[WHAT NEEDS TO BE DONE] Using the listing below, copy every line that mentions "this".

[MATERIALS PROVIDED]
#####

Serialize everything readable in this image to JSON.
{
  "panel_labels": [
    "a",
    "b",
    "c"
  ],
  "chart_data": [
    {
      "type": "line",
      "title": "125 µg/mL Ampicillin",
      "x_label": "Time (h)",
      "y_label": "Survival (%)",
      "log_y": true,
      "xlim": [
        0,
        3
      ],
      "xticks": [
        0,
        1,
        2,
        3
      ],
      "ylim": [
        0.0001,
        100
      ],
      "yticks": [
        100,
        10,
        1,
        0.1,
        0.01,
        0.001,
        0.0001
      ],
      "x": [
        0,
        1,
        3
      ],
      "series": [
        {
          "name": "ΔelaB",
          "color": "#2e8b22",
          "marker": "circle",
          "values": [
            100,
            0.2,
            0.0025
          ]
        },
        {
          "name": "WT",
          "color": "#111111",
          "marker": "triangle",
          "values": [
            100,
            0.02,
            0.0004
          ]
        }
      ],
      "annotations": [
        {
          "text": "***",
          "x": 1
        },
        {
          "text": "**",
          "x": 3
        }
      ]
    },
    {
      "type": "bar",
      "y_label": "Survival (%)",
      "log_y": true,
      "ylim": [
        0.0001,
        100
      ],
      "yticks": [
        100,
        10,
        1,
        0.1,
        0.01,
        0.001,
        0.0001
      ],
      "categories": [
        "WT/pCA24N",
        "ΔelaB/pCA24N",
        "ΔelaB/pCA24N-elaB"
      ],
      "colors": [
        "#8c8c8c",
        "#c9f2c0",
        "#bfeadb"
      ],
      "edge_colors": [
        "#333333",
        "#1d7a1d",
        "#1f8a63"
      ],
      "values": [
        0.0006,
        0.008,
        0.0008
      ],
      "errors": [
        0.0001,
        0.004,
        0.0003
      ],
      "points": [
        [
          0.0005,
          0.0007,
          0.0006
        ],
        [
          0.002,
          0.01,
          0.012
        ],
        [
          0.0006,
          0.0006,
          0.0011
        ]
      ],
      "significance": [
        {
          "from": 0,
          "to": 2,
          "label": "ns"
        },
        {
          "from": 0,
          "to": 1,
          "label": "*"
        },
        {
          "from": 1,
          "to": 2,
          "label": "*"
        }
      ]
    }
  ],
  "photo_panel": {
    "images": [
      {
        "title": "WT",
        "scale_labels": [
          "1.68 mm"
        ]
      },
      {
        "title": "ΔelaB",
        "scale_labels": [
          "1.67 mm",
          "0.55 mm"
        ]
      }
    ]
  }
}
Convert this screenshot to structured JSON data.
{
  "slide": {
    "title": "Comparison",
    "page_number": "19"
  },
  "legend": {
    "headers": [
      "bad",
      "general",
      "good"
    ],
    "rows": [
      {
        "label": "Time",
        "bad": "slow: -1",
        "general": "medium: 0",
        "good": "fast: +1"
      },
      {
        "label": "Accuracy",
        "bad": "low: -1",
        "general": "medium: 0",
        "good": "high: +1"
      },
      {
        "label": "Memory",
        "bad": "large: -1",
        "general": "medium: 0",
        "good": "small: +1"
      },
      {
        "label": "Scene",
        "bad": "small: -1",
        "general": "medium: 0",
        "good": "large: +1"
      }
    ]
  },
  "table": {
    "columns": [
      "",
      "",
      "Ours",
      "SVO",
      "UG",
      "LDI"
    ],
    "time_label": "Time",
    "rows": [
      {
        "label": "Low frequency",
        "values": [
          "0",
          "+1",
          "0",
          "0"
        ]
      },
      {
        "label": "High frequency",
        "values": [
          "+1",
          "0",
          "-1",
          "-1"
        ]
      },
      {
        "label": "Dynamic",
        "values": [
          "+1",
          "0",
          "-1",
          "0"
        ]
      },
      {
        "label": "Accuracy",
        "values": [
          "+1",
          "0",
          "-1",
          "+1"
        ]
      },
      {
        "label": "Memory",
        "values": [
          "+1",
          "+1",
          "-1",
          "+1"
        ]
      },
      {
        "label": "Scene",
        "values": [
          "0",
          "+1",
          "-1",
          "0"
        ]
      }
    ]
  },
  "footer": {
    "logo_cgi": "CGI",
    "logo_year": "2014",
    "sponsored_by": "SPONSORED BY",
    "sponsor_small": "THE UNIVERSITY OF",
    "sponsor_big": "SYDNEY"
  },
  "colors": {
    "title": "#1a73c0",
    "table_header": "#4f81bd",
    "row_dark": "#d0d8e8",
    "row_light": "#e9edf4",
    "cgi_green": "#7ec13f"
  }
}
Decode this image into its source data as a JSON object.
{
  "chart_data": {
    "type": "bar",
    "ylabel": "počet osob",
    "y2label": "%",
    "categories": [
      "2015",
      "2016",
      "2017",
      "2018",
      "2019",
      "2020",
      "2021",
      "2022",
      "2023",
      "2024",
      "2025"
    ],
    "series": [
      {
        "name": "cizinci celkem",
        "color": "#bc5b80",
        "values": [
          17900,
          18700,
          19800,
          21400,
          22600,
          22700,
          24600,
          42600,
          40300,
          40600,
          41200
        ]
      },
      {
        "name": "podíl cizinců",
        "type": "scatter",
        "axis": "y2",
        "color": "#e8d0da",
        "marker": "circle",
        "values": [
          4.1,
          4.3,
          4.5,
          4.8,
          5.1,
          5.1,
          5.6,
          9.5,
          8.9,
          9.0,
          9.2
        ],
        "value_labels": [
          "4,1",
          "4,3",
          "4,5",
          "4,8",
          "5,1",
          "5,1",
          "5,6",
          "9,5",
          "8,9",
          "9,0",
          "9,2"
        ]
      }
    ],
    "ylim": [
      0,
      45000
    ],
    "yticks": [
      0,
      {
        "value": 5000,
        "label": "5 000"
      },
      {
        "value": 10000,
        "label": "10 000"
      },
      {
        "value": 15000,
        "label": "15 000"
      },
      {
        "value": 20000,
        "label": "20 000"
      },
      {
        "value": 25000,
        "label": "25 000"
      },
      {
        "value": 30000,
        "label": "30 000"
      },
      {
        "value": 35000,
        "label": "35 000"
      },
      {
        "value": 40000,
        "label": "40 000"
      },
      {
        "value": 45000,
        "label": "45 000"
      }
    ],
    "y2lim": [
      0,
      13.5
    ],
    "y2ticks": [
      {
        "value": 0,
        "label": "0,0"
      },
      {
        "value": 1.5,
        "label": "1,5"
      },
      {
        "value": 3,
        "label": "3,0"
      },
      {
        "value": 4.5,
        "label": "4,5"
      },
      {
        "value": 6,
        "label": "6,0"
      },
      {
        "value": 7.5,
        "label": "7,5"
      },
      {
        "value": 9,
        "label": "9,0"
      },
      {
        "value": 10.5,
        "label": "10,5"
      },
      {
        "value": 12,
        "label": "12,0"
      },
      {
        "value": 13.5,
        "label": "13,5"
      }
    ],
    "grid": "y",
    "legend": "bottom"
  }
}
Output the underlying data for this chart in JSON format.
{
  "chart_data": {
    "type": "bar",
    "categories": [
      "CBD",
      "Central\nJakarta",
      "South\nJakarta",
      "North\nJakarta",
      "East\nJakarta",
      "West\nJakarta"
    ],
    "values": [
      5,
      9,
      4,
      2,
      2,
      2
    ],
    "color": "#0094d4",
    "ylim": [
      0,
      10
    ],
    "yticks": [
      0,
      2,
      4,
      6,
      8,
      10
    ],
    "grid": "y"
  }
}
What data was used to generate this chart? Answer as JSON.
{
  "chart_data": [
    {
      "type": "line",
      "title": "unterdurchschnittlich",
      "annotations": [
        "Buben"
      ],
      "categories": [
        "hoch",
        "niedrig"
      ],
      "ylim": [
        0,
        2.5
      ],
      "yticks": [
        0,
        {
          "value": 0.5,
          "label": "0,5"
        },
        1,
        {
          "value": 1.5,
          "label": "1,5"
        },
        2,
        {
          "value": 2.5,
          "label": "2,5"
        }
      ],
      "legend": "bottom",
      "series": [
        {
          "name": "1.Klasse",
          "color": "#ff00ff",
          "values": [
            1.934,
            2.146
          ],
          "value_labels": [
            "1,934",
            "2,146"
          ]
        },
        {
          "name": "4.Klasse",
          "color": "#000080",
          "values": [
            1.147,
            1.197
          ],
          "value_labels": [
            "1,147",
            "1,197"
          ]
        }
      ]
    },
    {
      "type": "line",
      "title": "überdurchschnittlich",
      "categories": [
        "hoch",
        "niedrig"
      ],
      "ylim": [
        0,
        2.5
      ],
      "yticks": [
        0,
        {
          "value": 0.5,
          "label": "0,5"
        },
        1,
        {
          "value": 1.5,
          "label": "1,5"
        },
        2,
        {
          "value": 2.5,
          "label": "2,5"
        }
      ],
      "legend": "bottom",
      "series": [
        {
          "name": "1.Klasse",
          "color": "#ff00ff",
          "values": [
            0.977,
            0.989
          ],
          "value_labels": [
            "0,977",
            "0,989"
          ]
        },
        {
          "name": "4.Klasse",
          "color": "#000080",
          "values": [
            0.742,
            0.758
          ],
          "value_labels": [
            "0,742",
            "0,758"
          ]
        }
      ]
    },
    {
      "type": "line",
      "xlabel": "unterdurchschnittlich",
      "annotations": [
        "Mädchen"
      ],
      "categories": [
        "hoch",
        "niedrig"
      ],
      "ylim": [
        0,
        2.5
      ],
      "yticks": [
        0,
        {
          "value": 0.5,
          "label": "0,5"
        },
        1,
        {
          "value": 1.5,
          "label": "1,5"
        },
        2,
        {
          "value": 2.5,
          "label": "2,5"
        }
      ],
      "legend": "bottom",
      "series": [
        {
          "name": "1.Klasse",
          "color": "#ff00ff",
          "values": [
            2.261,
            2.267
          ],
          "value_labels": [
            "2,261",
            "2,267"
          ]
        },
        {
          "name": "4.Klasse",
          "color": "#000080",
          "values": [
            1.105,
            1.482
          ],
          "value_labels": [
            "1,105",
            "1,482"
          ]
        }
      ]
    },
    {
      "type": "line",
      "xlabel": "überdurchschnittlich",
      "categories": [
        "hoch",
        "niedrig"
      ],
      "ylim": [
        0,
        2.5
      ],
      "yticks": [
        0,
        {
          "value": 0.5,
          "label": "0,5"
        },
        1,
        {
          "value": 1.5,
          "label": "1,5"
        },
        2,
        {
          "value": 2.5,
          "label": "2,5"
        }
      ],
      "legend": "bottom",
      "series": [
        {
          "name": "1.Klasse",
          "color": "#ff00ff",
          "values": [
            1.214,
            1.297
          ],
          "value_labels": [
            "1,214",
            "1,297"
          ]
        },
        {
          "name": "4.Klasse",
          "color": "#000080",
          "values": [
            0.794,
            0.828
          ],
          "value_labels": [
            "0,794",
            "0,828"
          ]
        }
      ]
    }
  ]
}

#####

[ANSWER IN FULL]
Serialize everything readable in this image to JSON.
Convert this screenshot to structured JSON data.
Decode this image into its source data as a JSON object.
Output the underlying data for this chart in JSON format.
What data was used to generate this chart? Answer as JSON.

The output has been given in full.